### Exercise details
State how many lines of the entries hold the string "French". Reply with the number alone.

### Given data
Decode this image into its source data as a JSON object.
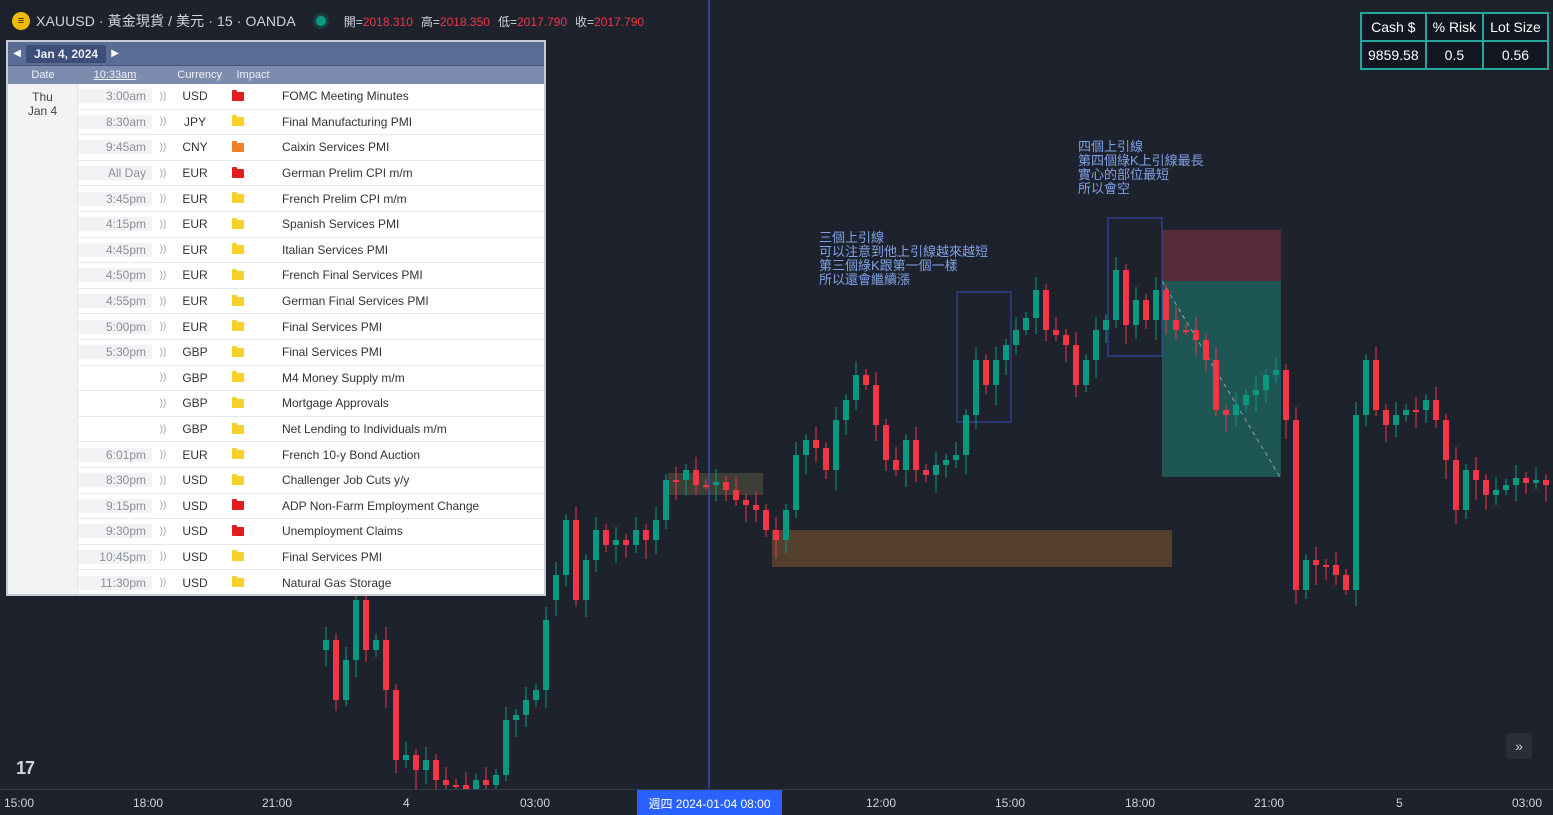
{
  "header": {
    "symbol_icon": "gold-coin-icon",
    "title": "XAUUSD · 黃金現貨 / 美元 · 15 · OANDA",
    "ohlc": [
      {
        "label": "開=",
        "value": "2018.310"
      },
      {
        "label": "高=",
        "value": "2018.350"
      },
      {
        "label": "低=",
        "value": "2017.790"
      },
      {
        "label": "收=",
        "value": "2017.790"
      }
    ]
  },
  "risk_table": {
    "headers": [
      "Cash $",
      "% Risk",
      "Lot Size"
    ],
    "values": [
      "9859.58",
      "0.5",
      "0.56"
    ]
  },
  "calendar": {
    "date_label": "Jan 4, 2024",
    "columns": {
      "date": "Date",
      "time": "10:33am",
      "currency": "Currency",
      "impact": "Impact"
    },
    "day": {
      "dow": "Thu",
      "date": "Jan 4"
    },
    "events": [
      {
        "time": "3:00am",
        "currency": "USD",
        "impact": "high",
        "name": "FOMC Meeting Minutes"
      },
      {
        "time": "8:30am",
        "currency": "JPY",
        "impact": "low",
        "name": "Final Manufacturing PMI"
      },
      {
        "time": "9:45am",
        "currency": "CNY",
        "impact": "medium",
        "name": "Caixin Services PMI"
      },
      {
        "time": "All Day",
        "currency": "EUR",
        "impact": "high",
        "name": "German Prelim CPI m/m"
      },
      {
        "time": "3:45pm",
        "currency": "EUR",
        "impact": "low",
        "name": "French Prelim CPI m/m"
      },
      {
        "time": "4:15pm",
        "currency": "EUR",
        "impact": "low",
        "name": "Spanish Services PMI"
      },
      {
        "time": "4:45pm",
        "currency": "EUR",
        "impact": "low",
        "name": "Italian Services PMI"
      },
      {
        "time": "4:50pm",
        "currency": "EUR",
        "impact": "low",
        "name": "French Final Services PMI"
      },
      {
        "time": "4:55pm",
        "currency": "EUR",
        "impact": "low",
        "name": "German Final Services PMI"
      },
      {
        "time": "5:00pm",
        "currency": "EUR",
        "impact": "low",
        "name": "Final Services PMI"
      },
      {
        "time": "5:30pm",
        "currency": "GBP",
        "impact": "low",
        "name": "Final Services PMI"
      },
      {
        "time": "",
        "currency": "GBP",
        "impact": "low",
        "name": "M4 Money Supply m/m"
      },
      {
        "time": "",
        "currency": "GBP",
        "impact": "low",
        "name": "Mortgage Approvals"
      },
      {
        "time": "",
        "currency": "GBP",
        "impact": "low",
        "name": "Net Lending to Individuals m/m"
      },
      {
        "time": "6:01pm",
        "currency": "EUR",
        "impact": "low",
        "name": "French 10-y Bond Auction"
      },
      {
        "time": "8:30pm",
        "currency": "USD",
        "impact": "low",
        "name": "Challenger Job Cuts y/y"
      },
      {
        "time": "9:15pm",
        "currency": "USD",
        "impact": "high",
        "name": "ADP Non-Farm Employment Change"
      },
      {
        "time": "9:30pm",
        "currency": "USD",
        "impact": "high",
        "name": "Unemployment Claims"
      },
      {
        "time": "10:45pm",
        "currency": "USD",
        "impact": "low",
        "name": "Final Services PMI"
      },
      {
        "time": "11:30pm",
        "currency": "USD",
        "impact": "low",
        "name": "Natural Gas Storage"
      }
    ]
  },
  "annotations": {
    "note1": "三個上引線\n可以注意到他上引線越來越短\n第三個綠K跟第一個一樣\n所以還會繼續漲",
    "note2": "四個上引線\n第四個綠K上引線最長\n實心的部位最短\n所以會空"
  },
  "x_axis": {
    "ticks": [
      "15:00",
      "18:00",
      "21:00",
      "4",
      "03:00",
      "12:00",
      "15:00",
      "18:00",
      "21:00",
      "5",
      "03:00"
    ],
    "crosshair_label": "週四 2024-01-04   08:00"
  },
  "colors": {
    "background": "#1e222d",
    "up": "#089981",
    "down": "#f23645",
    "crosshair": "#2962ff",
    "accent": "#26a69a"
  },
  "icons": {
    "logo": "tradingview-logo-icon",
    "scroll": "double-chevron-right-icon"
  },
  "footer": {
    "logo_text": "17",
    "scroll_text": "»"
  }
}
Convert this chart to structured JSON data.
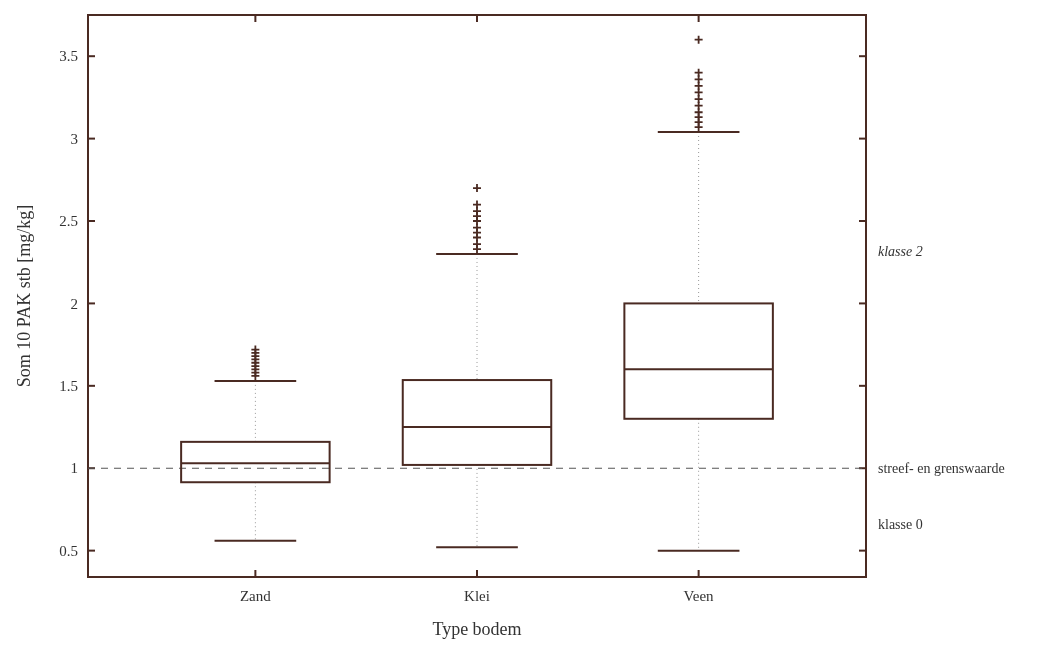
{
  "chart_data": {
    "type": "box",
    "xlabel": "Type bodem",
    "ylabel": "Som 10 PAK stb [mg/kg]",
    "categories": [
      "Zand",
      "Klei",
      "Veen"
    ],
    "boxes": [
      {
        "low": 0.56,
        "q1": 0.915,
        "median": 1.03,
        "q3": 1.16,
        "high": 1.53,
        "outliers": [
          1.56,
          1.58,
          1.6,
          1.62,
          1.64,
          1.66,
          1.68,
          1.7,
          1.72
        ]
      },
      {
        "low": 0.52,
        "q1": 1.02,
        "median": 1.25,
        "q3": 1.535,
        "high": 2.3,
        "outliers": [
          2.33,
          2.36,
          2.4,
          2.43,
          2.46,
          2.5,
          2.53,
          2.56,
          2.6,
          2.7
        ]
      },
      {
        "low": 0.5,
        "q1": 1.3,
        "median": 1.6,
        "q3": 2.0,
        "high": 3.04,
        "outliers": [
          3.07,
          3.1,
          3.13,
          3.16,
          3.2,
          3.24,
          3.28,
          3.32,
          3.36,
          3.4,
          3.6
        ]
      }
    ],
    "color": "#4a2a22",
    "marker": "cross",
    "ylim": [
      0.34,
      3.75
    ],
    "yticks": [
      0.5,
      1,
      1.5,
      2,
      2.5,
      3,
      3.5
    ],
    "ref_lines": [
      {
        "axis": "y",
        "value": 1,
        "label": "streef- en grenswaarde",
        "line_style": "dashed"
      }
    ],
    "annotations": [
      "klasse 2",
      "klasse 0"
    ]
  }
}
--
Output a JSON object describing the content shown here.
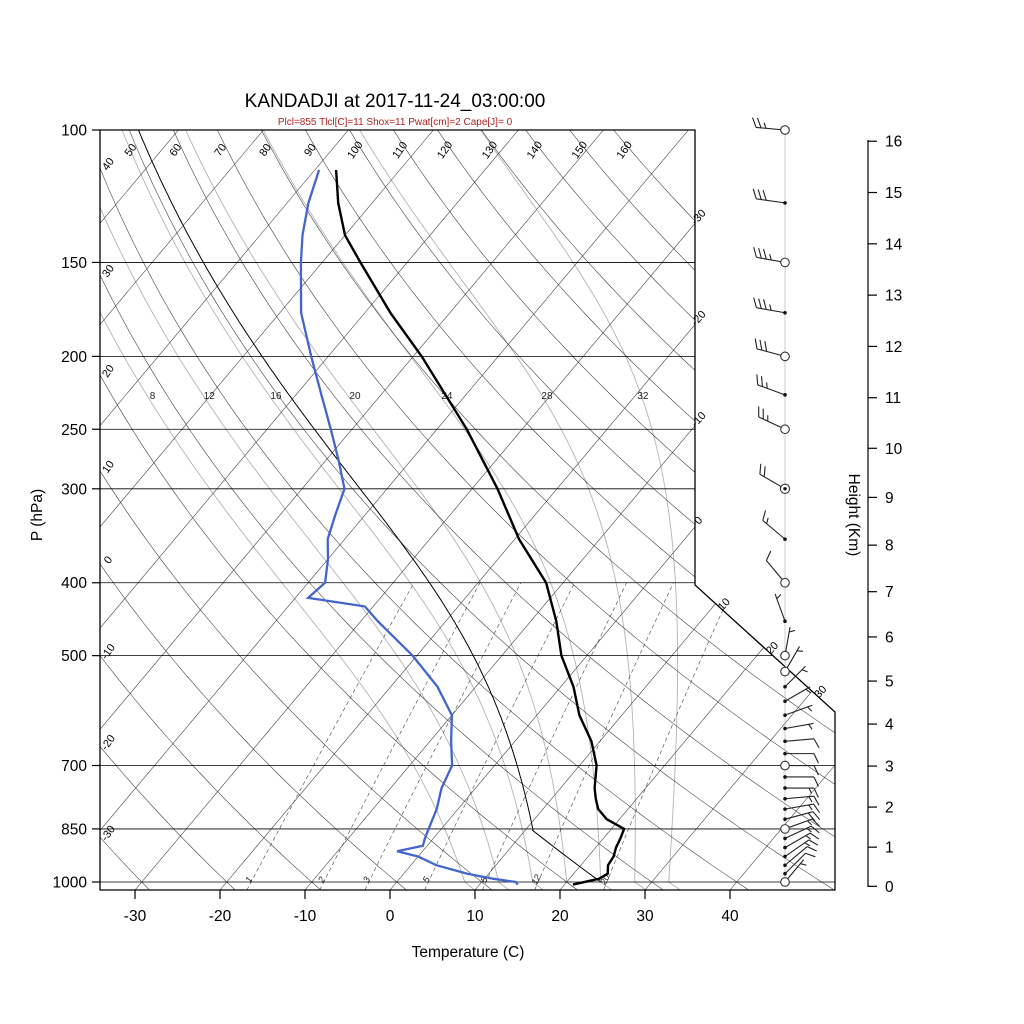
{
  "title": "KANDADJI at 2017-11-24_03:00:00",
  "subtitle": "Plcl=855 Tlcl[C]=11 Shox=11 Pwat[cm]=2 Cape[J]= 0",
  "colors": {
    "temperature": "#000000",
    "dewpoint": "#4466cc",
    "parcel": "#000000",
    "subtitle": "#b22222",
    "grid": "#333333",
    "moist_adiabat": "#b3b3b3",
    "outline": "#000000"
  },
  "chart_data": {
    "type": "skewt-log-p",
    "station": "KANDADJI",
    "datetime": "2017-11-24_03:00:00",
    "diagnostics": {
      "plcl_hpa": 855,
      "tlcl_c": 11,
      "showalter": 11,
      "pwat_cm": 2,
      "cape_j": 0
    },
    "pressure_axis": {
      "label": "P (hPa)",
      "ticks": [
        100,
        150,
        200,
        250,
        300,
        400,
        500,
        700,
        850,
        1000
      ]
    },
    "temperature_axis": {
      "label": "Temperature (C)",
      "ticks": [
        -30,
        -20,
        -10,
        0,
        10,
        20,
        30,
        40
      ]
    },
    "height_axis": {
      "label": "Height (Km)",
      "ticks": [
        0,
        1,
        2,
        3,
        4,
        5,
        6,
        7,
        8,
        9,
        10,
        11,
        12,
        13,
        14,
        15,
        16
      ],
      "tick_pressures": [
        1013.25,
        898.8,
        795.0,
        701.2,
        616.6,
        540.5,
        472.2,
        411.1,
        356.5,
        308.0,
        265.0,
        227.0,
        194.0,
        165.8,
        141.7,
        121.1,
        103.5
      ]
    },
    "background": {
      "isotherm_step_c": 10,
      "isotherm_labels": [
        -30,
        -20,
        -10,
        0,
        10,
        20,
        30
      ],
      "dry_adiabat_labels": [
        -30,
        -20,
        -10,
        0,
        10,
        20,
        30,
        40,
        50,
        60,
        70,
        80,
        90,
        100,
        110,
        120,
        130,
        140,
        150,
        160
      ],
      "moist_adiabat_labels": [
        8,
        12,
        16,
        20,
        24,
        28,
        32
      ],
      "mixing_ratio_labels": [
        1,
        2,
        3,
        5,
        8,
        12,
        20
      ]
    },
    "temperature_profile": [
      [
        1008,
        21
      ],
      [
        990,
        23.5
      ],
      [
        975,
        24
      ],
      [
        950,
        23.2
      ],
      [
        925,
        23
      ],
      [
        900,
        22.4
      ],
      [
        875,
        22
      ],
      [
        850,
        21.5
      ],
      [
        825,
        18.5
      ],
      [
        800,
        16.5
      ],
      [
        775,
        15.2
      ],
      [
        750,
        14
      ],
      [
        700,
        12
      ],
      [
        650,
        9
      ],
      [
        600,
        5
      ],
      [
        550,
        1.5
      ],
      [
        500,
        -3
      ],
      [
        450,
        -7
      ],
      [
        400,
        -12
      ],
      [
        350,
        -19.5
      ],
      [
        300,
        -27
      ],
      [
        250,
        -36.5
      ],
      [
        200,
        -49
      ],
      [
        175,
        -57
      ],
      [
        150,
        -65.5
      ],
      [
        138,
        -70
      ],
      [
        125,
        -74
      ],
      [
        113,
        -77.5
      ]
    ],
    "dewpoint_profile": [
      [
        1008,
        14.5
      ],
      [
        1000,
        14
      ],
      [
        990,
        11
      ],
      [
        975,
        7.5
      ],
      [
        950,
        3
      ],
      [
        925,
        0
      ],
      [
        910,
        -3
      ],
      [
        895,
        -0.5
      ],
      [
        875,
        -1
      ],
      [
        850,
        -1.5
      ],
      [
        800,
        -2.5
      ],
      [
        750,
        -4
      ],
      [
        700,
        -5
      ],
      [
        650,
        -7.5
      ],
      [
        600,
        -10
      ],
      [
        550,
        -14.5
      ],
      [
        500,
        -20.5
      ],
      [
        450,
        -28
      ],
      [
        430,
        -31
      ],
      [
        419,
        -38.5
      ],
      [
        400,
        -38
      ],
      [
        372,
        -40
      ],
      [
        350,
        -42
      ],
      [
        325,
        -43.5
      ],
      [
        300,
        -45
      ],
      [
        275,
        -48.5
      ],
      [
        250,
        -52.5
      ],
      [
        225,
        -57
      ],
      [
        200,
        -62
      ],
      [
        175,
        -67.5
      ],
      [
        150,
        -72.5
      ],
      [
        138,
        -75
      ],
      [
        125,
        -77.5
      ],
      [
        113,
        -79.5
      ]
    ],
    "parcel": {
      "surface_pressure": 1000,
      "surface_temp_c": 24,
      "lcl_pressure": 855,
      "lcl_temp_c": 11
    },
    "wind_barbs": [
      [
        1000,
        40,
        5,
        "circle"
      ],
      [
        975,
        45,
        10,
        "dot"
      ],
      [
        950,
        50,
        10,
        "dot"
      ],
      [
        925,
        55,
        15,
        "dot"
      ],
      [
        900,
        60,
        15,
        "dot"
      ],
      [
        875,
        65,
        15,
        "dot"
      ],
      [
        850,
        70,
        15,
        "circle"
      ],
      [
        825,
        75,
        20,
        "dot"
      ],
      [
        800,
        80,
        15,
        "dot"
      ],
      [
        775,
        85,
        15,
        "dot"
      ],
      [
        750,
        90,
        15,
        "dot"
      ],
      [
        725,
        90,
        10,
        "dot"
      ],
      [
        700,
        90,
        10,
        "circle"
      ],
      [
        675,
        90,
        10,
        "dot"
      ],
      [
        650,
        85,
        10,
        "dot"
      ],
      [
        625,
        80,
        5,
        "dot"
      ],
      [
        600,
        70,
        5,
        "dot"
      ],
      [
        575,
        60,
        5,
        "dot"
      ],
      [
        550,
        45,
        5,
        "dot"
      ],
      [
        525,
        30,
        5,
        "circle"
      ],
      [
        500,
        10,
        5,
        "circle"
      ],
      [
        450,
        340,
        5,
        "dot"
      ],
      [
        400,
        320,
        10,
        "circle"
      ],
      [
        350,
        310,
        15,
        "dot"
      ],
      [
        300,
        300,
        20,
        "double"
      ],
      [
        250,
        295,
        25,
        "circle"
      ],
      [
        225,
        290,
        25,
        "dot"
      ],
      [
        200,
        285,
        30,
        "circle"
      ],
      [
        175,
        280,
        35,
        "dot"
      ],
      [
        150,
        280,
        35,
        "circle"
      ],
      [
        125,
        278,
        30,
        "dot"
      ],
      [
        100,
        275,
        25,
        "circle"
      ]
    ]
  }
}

### Result for this task
3